> What the task asks
Produce an exact copy of all the data below, dropping every image.

(Data excerpts)
==============================

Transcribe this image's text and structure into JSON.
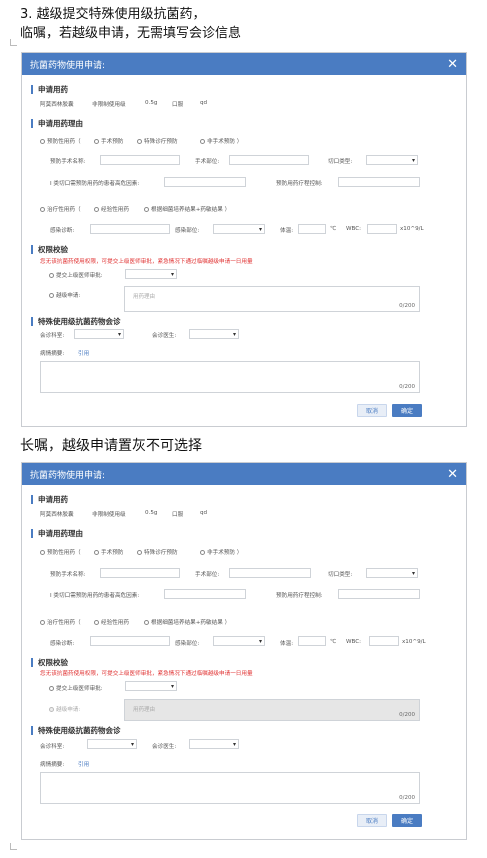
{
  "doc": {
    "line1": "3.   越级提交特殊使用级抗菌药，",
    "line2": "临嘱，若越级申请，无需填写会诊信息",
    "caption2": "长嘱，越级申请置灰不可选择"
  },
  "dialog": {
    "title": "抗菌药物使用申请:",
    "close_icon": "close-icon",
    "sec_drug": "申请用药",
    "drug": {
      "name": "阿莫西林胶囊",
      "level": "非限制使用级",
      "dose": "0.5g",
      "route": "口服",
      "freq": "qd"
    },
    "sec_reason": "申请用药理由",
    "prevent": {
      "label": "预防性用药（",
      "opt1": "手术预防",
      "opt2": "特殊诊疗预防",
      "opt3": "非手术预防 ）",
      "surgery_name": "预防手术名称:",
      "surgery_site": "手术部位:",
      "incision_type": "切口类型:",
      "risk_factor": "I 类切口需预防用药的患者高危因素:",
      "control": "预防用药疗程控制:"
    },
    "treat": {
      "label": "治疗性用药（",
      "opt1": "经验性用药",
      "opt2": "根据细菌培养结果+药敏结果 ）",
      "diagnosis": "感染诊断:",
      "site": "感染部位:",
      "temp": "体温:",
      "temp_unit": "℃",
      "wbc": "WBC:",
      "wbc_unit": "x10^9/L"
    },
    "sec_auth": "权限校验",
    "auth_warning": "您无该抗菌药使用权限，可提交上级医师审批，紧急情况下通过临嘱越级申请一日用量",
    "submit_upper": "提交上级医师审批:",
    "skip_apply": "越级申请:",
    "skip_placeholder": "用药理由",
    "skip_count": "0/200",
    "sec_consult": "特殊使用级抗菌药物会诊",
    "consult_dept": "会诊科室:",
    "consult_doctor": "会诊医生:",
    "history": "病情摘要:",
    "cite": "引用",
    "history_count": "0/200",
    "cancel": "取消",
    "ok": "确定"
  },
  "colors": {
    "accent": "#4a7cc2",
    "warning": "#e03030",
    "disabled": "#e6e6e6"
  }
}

==============================

> Completed exercise
Transcribe this image's text and structure into JSON.
{
  "doc": {
    "line1": "3.   越级提交特殊使用级抗菌药，",
    "line2": "临嘱，若越级申请，无需填写会诊信息",
    "caption2": "长嘱，越级申请置灰不可选择"
  },
  "dialog": {
    "title": "抗菌药物使用申请:",
    "close_icon": "close-icon",
    "sec_drug": "申请用药",
    "drug": {
      "name": "阿莫西林胶囊",
      "level": "非限制使用级",
      "dose": "0.5g",
      "route": "口服",
      "freq": "qd"
    },
    "sec_reason": "申请用药理由",
    "prevent": {
      "label": "预防性用药（",
      "opt1": "手术预防",
      "opt2": "特殊诊疗预防",
      "opt3": "非手术预防 ）",
      "surgery_name": "预防手术名称:",
      "surgery_site": "手术部位:",
      "incision_type": "切口类型:",
      "risk_factor": "I 类切口需预防用药的患者高危因素:",
      "control": "预防用药疗程控制:"
    },
    "treat": {
      "label": "治疗性用药（",
      "opt1": "经验性用药",
      "opt2": "根据细菌培养结果+药敏结果 ）",
      "diagnosis": "感染诊断:",
      "site": "感染部位:",
      "temp": "体温:",
      "temp_unit": "℃",
      "wbc": "WBC:",
      "wbc_unit": "x10^9/L"
    },
    "sec_auth": "权限校验",
    "auth_warning": "您无该抗菌药使用权限，可提交上级医师审批，紧急情况下通过临嘱越级申请一日用量",
    "submit_upper": "提交上级医师审批:",
    "skip_apply": "越级申请:",
    "skip_placeholder": "用药理由",
    "skip_count": "0/200",
    "sec_consult": "特殊使用级抗菌药物会诊",
    "consult_dept": "会诊科室:",
    "consult_doctor": "会诊医生:",
    "history": "病情摘要:",
    "cite": "引用",
    "history_count": "0/200",
    "cancel": "取消",
    "ok": "确定"
  },
  "colors": {
    "accent": "#4a7cc2",
    "warning": "#e03030",
    "disabled": "#e6e6e6"
  }
}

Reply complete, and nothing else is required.